#### The problem:
Type out the complete listing below word for word, without its pictures.

#### Material supplied:
--- START ---

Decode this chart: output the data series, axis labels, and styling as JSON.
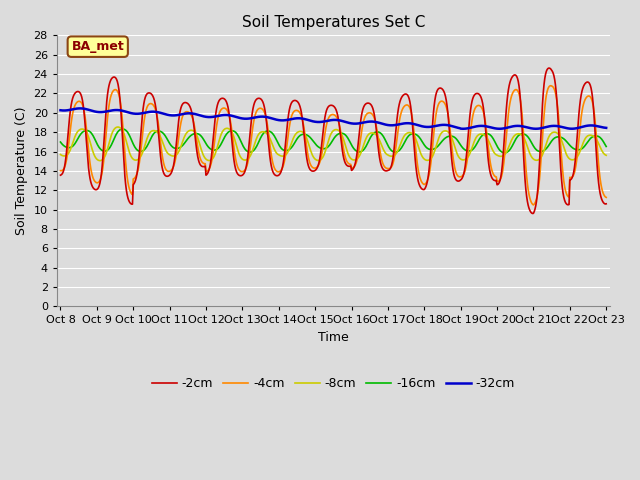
{
  "title": "Soil Temperatures Set C",
  "xlabel": "Time",
  "ylabel": "Soil Temperature (C)",
  "ylim": [
    0,
    28
  ],
  "yticks": [
    0,
    2,
    4,
    6,
    8,
    10,
    12,
    14,
    16,
    18,
    20,
    22,
    24,
    26,
    28
  ],
  "background_color": "#dcdcdc",
  "plot_bg_color": "#dcdcdc",
  "grid_color": "#ffffff",
  "annotation_text": "BA_met",
  "annotation_bg": "#ffff99",
  "annotation_border": "#8B4513",
  "annotation_text_color": "#8B0000",
  "legend_labels": [
    "-2cm",
    "-4cm",
    "-8cm",
    "-16cm",
    "-32cm"
  ],
  "line_colors": [
    "#cc0000",
    "#ff8800",
    "#cccc00",
    "#00bb00",
    "#0000cc"
  ],
  "line_widths": [
    1.2,
    1.2,
    1.2,
    1.2,
    1.8
  ],
  "xtick_labels": [
    "Oct 8",
    "Oct 9",
    "Oct 10",
    "Oct 11",
    "Oct 12",
    "Oct 13",
    "Oct 14",
    "Oct 15",
    "Oct 16",
    "Oct 17",
    "Oct 18",
    "Oct 19",
    "Oct 20",
    "Oct 21",
    "Oct 22",
    "Oct 23"
  ],
  "figwidth": 6.4,
  "figheight": 4.8,
  "dpi": 100
}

--- END ---

#### Answer to this task:
Decode this chart: output the data series, axis labels, and styling as JSON.
{
  "title": "Soil Temperatures Set C",
  "xlabel": "Time",
  "ylabel": "Soil Temperature (C)",
  "ylim": [
    0,
    28
  ],
  "yticks": [
    0,
    2,
    4,
    6,
    8,
    10,
    12,
    14,
    16,
    18,
    20,
    22,
    24,
    26,
    28
  ],
  "background_color": "#dcdcdc",
  "plot_bg_color": "#dcdcdc",
  "grid_color": "#ffffff",
  "annotation_text": "BA_met",
  "annotation_bg": "#ffff99",
  "annotation_border": "#8B4513",
  "annotation_text_color": "#8B0000",
  "legend_labels": [
    "-2cm",
    "-4cm",
    "-8cm",
    "-16cm",
    "-32cm"
  ],
  "line_colors": [
    "#cc0000",
    "#ff8800",
    "#cccc00",
    "#00bb00",
    "#0000cc"
  ],
  "line_widths": [
    1.2,
    1.2,
    1.2,
    1.2,
    1.8
  ],
  "xtick_labels": [
    "Oct 8",
    "Oct 9",
    "Oct 10",
    "Oct 11",
    "Oct 12",
    "Oct 13",
    "Oct 14",
    "Oct 15",
    "Oct 16",
    "Oct 17",
    "Oct 18",
    "Oct 19",
    "Oct 20",
    "Oct 21",
    "Oct 22",
    "Oct 23"
  ],
  "figwidth": 6.4,
  "figheight": 4.8,
  "dpi": 100
}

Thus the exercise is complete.